** Start DATA SUPPLIED **

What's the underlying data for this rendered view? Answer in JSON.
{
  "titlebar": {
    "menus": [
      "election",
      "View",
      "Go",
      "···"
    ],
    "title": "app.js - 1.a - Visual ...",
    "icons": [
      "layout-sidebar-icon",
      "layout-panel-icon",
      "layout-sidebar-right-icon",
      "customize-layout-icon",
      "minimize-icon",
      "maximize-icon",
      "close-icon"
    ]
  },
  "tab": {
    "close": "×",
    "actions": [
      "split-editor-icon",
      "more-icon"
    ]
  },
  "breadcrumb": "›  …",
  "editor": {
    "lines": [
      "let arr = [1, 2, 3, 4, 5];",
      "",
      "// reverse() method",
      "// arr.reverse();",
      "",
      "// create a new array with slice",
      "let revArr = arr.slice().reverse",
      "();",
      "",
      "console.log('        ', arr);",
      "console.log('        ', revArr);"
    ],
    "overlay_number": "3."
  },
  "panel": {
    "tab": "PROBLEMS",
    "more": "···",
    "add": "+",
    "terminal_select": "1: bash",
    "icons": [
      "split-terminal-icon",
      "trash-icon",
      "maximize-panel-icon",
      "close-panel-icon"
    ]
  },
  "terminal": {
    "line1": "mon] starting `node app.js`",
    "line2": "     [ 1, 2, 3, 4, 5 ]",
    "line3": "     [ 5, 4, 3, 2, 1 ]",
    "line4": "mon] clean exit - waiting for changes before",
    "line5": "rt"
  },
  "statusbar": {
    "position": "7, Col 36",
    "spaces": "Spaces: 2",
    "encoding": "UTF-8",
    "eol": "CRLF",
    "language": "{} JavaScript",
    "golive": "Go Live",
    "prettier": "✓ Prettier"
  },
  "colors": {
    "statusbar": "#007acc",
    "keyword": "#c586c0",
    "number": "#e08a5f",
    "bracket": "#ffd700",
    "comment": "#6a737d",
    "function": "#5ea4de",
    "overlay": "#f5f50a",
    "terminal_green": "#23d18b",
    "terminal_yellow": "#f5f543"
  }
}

** End DATA SUPPLIED **

Reply with one number only: the count of lines in the entries that contain "revArr".

TASK OUTPUT: 2